# START OF Listed records

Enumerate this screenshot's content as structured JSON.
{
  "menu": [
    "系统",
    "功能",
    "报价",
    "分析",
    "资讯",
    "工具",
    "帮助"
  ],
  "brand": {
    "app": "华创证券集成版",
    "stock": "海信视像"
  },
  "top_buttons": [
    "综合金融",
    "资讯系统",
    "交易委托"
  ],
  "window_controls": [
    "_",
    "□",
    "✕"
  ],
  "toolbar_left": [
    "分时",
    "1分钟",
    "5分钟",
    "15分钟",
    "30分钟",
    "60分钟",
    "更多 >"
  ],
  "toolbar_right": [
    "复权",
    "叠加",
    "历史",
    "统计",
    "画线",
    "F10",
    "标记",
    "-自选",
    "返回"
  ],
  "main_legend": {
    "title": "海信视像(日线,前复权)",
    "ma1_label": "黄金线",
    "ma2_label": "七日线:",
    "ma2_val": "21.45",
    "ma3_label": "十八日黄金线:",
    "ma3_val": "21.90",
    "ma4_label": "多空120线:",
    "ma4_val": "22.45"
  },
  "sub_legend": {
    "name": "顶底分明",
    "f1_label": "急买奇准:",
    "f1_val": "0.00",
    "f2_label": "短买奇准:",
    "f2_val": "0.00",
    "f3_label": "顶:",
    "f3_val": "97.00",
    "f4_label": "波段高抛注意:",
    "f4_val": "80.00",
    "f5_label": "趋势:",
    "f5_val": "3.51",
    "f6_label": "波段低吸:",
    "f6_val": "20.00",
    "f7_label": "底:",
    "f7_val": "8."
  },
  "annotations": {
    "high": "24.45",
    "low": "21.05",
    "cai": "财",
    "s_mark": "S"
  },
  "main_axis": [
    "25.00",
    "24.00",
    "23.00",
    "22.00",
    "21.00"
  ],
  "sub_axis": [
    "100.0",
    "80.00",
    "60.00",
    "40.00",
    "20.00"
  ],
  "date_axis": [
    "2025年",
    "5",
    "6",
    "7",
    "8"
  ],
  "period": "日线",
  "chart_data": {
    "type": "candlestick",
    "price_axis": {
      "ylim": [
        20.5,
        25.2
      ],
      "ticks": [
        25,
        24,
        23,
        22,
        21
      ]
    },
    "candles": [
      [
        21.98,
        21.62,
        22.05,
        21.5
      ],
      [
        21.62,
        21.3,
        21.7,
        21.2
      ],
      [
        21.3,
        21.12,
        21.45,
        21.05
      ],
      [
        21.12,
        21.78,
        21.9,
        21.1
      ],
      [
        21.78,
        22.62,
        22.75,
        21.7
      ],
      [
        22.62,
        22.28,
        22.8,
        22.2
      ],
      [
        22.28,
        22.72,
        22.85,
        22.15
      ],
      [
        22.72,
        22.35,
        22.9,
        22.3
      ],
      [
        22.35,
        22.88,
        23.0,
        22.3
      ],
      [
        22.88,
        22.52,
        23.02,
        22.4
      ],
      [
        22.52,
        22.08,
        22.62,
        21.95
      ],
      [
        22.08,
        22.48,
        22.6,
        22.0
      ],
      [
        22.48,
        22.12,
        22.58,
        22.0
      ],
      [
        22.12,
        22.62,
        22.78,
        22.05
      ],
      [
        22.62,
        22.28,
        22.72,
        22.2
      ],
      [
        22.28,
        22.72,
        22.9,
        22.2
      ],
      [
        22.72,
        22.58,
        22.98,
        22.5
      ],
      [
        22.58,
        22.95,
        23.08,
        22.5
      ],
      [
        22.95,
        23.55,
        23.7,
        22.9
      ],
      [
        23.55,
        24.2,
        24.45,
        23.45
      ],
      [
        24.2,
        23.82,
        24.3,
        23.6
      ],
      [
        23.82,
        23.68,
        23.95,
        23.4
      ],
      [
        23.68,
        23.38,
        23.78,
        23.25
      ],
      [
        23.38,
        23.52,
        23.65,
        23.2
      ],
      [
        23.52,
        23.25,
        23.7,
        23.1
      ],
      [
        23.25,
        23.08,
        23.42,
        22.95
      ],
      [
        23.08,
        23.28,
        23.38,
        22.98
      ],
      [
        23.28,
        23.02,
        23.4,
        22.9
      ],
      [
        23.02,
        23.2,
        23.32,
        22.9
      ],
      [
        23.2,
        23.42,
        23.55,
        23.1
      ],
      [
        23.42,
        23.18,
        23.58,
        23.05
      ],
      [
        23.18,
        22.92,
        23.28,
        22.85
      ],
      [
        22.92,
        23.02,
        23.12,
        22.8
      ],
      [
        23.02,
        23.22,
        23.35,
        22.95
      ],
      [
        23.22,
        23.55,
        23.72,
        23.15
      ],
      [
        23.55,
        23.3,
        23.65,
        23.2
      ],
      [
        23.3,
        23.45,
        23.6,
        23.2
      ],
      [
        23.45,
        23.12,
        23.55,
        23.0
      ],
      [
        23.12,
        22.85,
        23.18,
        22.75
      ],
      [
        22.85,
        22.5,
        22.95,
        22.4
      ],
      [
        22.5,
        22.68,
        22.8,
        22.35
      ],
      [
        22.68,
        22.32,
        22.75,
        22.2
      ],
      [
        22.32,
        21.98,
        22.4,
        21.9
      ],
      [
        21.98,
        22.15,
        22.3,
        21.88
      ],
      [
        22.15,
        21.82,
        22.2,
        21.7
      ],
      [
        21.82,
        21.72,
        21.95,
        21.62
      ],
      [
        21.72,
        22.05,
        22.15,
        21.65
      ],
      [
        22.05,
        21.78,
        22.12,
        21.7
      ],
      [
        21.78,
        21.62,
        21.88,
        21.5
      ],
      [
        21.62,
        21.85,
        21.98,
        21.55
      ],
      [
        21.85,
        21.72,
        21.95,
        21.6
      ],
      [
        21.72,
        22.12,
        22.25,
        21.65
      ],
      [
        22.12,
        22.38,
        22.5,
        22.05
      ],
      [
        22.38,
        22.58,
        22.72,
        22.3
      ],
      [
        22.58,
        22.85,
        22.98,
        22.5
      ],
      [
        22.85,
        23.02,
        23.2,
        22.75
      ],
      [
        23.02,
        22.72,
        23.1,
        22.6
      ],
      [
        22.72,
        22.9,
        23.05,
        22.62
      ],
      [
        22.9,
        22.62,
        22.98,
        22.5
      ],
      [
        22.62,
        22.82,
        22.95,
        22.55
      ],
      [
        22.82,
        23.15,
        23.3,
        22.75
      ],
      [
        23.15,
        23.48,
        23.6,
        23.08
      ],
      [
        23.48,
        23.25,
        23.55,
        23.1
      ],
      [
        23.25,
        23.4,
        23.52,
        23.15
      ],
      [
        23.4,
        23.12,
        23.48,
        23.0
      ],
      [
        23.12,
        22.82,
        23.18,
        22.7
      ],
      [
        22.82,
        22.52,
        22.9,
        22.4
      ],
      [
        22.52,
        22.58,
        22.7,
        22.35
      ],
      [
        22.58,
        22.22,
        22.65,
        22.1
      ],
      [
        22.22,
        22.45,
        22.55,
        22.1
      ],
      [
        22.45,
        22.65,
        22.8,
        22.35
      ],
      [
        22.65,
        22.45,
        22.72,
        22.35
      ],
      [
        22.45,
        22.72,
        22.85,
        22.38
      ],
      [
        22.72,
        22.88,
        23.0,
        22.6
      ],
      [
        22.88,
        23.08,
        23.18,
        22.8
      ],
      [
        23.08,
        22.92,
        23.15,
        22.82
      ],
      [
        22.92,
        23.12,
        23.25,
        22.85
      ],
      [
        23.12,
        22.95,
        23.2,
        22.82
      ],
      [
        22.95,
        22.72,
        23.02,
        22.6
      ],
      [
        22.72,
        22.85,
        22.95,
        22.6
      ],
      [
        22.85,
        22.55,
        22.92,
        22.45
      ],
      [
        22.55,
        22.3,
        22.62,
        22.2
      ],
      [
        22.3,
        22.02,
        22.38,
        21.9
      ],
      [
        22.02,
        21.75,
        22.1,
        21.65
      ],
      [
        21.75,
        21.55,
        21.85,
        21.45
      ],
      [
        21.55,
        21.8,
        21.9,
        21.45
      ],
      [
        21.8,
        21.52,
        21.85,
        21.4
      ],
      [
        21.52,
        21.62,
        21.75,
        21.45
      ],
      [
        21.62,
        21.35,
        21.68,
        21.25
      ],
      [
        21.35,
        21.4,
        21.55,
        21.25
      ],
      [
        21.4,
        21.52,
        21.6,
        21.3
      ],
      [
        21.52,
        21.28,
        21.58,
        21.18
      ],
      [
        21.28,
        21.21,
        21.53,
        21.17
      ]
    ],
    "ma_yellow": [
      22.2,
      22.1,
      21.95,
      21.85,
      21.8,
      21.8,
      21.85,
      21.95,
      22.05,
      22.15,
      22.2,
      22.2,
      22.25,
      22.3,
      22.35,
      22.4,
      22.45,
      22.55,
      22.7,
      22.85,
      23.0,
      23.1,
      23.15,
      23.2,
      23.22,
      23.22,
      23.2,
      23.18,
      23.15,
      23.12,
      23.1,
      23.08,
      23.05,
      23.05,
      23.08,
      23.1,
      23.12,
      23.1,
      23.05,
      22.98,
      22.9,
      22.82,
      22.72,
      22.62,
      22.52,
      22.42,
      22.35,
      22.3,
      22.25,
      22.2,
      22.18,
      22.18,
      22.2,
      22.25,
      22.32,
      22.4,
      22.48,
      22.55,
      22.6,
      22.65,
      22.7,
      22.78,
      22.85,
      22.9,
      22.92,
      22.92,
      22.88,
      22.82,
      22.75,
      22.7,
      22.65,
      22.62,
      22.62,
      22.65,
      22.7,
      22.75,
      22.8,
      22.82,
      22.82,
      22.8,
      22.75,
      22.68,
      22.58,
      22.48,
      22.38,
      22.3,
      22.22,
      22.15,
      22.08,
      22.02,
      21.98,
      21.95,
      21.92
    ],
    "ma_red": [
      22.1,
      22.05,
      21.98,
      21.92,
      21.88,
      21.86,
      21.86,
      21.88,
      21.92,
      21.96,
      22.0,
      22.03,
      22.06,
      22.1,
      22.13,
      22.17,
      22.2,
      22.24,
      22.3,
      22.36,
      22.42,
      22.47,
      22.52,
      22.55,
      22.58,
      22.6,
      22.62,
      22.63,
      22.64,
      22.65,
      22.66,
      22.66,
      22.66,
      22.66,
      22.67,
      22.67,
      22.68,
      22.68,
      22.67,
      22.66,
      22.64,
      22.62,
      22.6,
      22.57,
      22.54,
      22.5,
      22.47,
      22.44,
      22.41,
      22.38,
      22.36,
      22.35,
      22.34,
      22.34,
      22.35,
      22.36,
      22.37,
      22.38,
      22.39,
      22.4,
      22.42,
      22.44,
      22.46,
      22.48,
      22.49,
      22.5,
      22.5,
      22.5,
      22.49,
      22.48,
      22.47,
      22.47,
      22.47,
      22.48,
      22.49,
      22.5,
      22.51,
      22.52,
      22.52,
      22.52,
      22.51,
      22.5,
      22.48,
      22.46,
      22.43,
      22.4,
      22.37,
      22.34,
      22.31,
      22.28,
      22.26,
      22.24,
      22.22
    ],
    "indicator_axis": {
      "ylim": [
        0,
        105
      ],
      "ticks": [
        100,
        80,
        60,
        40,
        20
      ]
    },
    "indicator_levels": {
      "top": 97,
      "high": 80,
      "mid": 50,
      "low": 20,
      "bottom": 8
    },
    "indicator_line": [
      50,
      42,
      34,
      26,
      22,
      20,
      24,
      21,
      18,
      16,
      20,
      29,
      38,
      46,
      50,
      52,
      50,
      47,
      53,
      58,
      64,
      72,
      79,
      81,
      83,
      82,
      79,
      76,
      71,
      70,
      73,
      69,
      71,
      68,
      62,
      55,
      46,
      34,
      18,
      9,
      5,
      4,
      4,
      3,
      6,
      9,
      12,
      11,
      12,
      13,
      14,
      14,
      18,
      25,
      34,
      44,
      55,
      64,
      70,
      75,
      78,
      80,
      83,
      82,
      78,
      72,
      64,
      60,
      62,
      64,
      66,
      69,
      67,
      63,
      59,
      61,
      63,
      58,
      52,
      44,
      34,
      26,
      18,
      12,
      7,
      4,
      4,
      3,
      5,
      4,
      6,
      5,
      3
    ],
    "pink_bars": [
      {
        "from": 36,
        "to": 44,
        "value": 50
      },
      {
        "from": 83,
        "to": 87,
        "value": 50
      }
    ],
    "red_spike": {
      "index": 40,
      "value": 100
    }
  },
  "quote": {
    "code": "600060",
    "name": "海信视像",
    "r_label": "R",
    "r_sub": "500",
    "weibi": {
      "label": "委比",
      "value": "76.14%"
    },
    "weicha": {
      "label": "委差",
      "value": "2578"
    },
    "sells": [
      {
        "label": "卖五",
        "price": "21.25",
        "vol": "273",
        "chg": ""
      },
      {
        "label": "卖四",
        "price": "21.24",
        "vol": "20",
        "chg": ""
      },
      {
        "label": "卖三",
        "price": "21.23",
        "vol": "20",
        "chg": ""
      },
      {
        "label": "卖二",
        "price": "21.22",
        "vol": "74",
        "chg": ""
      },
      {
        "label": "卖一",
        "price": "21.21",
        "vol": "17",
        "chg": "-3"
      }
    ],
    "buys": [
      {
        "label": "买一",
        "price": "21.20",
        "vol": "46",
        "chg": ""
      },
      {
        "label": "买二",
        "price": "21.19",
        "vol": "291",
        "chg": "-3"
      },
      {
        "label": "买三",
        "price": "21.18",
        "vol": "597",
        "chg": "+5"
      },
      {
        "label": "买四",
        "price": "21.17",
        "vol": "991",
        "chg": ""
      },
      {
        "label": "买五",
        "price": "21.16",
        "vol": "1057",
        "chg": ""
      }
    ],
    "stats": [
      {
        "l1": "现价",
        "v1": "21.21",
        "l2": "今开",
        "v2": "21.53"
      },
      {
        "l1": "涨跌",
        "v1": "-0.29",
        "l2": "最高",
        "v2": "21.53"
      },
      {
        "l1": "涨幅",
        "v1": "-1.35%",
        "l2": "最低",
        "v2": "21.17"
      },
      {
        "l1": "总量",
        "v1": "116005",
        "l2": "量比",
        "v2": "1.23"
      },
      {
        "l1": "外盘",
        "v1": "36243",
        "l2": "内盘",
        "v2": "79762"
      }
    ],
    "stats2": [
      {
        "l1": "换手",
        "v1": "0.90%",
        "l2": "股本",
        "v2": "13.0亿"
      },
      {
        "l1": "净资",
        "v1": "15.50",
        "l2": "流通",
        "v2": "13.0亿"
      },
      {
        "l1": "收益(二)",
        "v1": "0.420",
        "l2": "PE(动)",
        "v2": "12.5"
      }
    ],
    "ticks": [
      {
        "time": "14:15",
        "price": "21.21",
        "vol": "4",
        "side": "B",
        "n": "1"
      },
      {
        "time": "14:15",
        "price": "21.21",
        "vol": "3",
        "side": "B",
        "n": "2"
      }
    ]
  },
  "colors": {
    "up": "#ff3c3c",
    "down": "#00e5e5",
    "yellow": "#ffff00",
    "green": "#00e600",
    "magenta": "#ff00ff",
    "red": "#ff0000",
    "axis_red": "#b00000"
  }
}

# END OF Listed records

(Directive) For each line above that contains the word "海信视像", copy that line.

(Solution to this problem)
    "stock": "海信视像"
    "title": "海信视像(日线,前复权)",
    "name": "海信视像",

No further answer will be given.